Dataset excerpt:

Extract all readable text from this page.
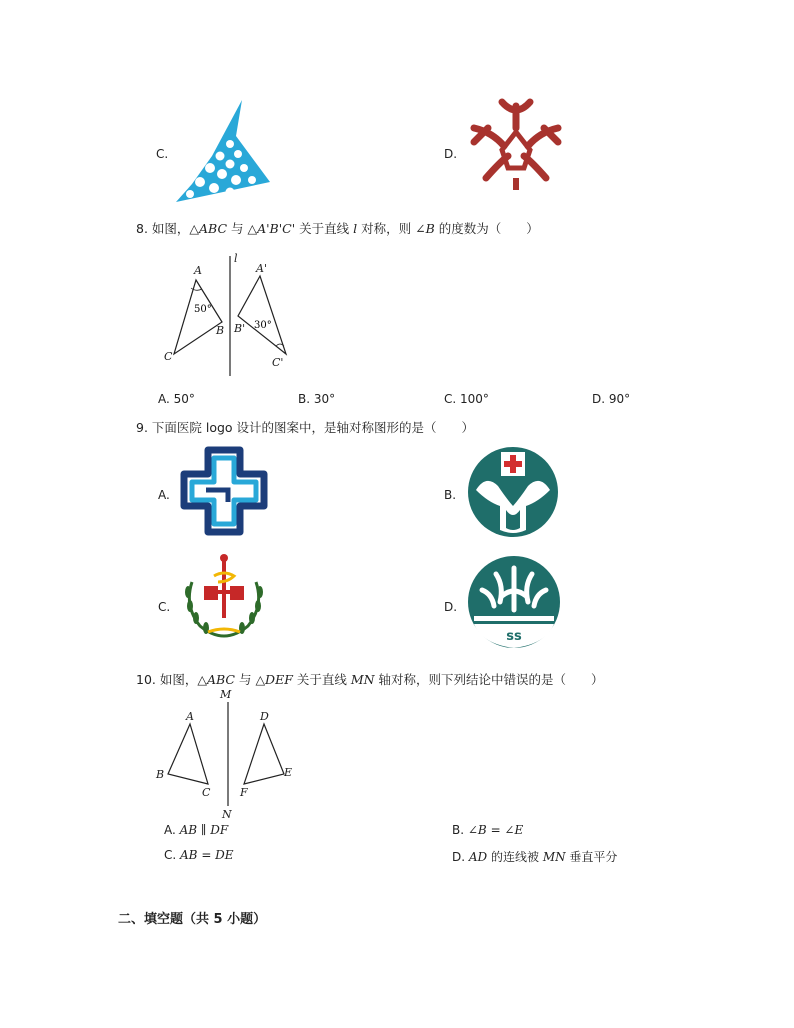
C.	D.
8. 如图，△ABC 与 △A'B'C' 关于直线 l 对称，则 ∠B 的度数为（　　）
l
A
B
C
50°
A'
B'
C'
30°
A. 50°	B. 30°	C. 100°	D. 90°
9. 下面医院 logo 设计的图案中，是轴对称图形的是（　　）
A.	B.
C.	D.
ss
10. 如图，△ABC 与 △DEF 关于直线 MN 轴对称，则下列结论中错误的是（　　）
M
N
A
B
C
D
E
F
A. AB ∥ DF	B. ∠B = ∠E
C. AB = DE	D. AD 的连线被 MN 垂直平分
二、填空题（共 5 小题）
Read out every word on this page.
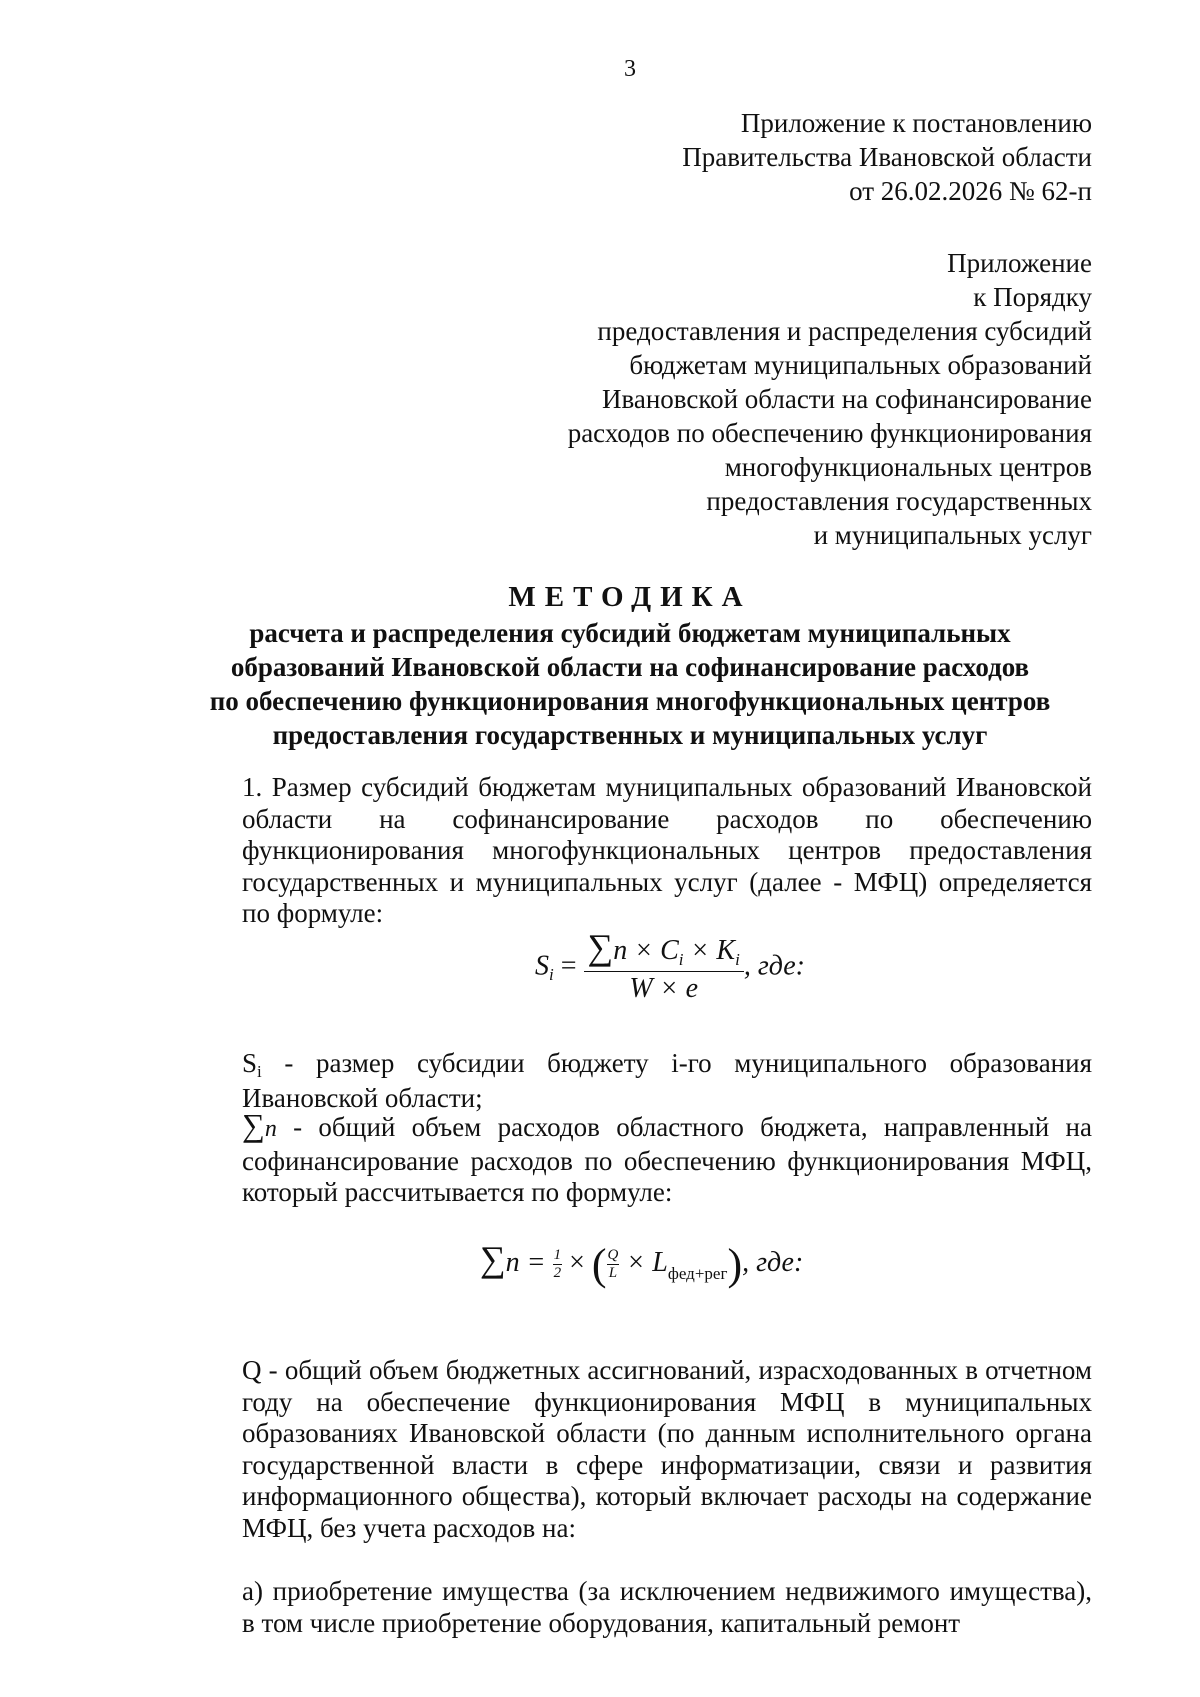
3
Приложение к постановлению
Правительства Ивановской области
от 26.02.2026 № 62-п
Приложение
к Порядку
предоставления и распределения субсидий
бюджетам муниципальных образований
Ивановской области на софинансирование
расходов по обеспечению функционирования
многофункциональных центров
предоставления государственных
и муниципальных услуг
МЕТОДИКА
расчета и распределения субсидий бюджетам муниципальных
образований Ивановской области на софинансирование расходов
по обеспечению функционирования многофункциональных центров
предоставления государственных и муниципальных услуг
1. Размер субсидий бюджетам муниципальных образований Ивановской области на софинансирование расходов по обеспечению функционирования многофункциональных центров предоставления государственных и муниципальных услуг (далее - МФЦ) определяется по формуле:
$S_i = \frac{\sum n \times C_i \times K_i}{W \times e}$ , где:
Si - размер субсидии бюджету i-го муниципального образования Ивановской области;
∑n - общий объем расходов областного бюджета, направленный на софинансирование расходов по обеспечению функционирования МФЦ, который рассчитывается по формуле:
$\sum n = \frac{1}{2}$ × ( $\frac{Q}{L} \times L_{фед+рег}$), где:
Q - общий объем бюджетных ассигнований, израсходованных в отчетном году на обеспечение функционирования МФЦ в муниципальных образованиях Ивановской области (по данным исполнительного органа государственной власти в сфере информатизации, связи и развития информационного общества), который включает расходы на содержание МФЦ, без учета расходов на:
а) приобретение имущества (за исключением недвижимого имущества), в том числе приобретение оборудования, капитальный ремонт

PROBLEM REQUIREMENTS:
Print all the records again exactly; do not include any picture.

REPLY:
Extract all readable text from this page.
C.	D.
8. 如图，△ABC 与 △A'B'C' 关于直线 l 对称，则 ∠B 的度数为（　　）
l
A
B
C
50°
A'
B'
C'
30°
A. 50°	B. 30°	C. 100°	D. 90°
9. 下面医院 logo 设计的图案中，是轴对称图形的是（　　）
A.	B.
C.	D.
ss
10. 如图，△ABC 与 △DEF 关于直线 MN 轴对称，则下列结论中错误的是（　　）
M
N
A
B
C
D
E
F
A. AB ∥ DF	B. ∠B = ∠E
C. AB = DE	D. AD 的连线被 MN 垂直平分
二、填空题（共 5 小题）
Read out every word on this page.
3
Приложение к постановлению
Правительства Ивановской области
от 26.02.2026 № 62-п
Приложение
к Порядку
предоставления и распределения субсидий
бюджетам муниципальных образований
Ивановской области на софинансирование
расходов по обеспечению функционирования
многофункциональных центров
предоставления государственных
и муниципальных услуг
МЕТОДИКА
расчета и распределения субсидий бюджетам муниципальных
образований Ивановской области на софинансирование расходов
по обеспечению функционирования многофункциональных центров
предоставления государственных и муниципальных услуг
1. Размер субсидий бюджетам муниципальных образований Ивановской области на софинансирование расходов по обеспечению функционирования многофункциональных центров предоставления государственных и муниципальных услуг (далее - МФЦ) определяется по формуле:
$S_i = \frac{\sum n \times C_i \times K_i}{W \times e}$ , где:
Si - размер субсидии бюджету i-го муниципального образования Ивановской области;
∑n - общий объем расходов областного бюджета, направленный на софинансирование расходов по обеспечению функционирования МФЦ, который рассчитывается по формуле:
$\sum n = \frac{1}{2}$ × ( $\frac{Q}{L} \times L_{фед+рег}$), где:
Q - общий объем бюджетных ассигнований, израсходованных в отчетном году на обеспечение функционирования МФЦ в муниципальных образованиях Ивановской области (по данным исполнительного органа государственной власти в сфере информатизации, связи и развития информационного общества), который включает расходы на содержание МФЦ, без учета расходов на:
а) приобретение имущества (за исключением недвижимого имущества), в том числе приобретение оборудования, капитальный ремонт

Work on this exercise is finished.